EXERCISE TASK
Gather all lines with the word "value" in them.

Entries from a visual dataset
--- Start ---

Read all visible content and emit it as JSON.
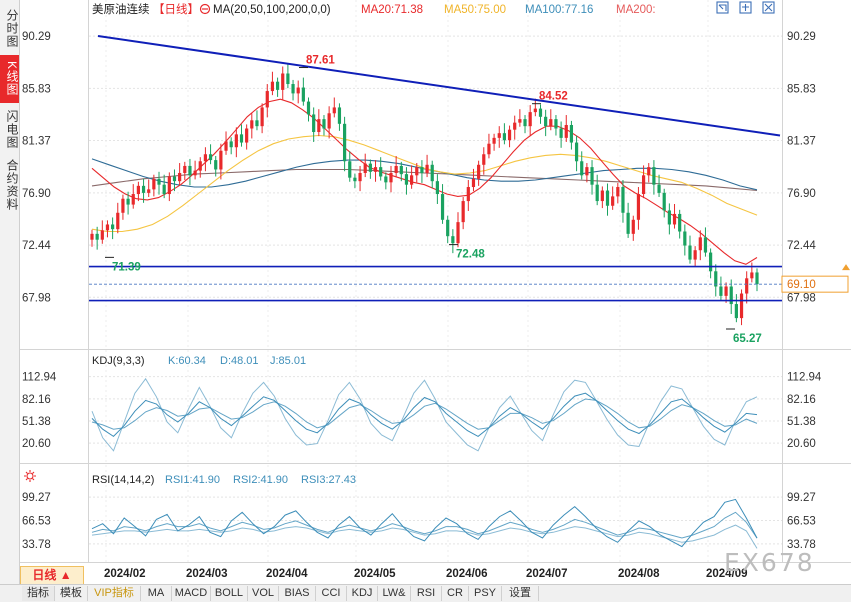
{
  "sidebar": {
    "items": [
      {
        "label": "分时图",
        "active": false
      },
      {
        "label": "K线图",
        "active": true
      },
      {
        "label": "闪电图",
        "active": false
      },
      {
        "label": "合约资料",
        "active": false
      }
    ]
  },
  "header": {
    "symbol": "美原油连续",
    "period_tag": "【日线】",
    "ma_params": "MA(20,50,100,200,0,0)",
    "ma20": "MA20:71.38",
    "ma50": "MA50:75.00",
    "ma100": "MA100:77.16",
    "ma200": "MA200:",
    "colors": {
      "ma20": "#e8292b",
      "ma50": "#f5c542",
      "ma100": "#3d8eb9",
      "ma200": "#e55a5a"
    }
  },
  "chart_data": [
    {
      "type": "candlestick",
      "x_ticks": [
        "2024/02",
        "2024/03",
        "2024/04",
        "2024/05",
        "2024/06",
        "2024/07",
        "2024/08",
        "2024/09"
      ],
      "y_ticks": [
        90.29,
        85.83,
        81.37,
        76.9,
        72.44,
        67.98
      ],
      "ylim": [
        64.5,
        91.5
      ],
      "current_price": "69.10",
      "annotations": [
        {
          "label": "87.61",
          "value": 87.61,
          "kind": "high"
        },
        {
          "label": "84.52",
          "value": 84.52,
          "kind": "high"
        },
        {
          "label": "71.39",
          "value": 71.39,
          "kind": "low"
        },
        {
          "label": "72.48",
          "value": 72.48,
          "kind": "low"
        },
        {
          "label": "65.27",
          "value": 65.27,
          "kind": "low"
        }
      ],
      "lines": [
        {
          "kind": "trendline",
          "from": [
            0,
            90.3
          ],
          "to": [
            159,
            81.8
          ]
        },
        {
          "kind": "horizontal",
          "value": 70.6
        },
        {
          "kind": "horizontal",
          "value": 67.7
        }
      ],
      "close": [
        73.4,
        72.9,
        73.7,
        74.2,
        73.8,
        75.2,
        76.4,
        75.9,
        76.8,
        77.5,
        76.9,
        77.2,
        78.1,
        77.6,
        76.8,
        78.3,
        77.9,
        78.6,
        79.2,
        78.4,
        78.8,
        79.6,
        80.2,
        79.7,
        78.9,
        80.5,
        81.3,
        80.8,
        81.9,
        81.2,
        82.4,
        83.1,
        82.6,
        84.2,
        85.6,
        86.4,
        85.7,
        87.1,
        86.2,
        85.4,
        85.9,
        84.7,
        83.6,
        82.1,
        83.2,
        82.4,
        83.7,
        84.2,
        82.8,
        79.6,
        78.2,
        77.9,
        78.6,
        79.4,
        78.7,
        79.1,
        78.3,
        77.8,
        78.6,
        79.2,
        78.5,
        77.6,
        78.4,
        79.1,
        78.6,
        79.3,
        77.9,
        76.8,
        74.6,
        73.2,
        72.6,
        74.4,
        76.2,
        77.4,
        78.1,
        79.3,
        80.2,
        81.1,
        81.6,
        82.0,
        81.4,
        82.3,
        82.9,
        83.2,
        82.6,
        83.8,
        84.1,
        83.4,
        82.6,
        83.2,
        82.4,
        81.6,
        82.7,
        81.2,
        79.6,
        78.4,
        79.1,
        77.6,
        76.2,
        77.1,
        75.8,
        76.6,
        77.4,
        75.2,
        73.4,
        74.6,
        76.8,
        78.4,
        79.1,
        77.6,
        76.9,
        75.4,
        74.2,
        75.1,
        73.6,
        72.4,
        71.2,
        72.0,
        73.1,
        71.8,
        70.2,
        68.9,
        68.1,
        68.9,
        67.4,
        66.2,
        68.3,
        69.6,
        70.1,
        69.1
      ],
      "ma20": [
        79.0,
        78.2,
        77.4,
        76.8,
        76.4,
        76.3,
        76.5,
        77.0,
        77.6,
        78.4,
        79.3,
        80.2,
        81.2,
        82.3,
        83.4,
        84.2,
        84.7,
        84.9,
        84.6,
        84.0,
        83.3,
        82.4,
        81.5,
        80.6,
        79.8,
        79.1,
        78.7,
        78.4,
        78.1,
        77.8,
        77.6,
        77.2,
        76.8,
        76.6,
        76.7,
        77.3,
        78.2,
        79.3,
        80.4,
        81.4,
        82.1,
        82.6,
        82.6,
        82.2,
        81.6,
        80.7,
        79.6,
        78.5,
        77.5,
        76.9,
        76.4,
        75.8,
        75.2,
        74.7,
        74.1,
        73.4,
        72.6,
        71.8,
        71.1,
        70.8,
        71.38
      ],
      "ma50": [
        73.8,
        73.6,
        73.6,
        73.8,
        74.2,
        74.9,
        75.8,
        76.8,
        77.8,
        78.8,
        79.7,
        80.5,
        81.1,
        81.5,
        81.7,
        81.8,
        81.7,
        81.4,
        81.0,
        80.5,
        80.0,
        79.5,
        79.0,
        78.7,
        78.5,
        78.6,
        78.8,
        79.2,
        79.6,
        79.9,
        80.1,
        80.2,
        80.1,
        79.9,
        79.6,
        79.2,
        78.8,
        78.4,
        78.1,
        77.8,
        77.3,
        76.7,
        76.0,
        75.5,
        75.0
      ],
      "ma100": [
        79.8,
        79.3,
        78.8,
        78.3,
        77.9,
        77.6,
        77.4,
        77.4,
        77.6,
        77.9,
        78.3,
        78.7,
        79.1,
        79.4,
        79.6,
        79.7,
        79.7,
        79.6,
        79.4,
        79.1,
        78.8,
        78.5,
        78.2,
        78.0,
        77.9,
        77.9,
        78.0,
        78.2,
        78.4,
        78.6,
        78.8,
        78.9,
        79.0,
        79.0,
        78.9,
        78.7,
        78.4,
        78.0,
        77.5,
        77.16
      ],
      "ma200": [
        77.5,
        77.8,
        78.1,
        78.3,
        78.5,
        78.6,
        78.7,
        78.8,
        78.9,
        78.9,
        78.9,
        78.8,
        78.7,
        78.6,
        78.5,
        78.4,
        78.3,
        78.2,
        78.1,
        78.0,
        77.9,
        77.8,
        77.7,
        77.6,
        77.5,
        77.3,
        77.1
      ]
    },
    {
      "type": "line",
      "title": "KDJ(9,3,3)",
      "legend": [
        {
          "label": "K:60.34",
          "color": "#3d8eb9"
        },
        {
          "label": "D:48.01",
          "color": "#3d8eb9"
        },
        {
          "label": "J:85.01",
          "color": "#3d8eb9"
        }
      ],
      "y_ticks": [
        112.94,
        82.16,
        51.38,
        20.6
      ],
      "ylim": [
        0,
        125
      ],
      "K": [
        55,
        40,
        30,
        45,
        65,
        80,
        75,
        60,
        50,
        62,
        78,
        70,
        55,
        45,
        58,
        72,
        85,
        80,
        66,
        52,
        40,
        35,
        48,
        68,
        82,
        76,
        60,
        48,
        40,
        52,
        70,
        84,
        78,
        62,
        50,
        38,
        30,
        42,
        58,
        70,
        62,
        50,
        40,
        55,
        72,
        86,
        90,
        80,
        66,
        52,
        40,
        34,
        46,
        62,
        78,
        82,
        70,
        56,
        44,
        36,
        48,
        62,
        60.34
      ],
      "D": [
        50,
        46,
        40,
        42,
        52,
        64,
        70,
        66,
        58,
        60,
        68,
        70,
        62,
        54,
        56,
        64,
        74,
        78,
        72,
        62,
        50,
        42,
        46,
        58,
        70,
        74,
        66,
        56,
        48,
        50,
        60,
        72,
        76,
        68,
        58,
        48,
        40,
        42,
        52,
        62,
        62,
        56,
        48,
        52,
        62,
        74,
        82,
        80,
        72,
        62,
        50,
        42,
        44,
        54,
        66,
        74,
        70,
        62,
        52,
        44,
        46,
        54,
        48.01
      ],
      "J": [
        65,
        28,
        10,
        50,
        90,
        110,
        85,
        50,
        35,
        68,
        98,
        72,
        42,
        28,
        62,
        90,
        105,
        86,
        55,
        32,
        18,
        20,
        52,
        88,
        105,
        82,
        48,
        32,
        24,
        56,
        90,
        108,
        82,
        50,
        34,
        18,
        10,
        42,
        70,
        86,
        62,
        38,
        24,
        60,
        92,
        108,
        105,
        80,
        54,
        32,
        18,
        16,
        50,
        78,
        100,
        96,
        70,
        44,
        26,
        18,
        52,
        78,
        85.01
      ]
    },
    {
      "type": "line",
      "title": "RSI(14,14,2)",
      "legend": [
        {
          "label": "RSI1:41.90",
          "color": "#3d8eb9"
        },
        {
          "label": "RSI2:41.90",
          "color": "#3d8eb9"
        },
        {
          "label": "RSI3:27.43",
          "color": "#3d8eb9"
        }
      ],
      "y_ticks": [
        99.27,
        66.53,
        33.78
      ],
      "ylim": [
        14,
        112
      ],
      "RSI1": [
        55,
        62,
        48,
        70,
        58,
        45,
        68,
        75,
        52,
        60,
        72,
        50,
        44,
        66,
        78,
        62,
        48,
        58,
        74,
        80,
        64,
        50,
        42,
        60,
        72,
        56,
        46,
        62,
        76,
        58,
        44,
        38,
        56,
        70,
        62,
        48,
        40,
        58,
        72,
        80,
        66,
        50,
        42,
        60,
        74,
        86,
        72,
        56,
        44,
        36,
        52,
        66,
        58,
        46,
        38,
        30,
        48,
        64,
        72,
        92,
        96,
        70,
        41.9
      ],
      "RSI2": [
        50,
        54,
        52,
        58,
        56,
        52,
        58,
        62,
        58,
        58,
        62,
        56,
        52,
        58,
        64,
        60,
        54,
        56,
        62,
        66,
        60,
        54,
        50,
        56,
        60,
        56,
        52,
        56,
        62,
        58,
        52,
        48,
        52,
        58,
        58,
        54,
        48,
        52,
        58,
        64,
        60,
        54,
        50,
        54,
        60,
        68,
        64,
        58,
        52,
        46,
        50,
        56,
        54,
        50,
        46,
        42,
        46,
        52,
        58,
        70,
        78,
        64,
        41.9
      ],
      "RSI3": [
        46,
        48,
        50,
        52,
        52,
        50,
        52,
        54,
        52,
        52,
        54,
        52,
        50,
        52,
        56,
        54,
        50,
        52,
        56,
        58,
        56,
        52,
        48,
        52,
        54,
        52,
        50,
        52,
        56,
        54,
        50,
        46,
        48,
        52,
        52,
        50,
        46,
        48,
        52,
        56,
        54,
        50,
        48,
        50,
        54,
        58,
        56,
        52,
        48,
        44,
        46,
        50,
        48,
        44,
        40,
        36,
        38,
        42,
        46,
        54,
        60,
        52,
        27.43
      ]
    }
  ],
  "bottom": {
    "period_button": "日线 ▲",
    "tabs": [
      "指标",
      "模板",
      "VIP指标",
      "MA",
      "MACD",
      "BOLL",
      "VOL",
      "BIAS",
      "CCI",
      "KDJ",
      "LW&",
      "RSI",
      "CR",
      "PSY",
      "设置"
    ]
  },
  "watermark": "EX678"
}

--- End ---

ANSWER TO THIS PROBLEM
          "value": 87.61,
          "value": 84.52,
          "value": 71.39,
          "value": 72.48,
          "value": 65.27,
          "value": 70.6
          "value": 67.7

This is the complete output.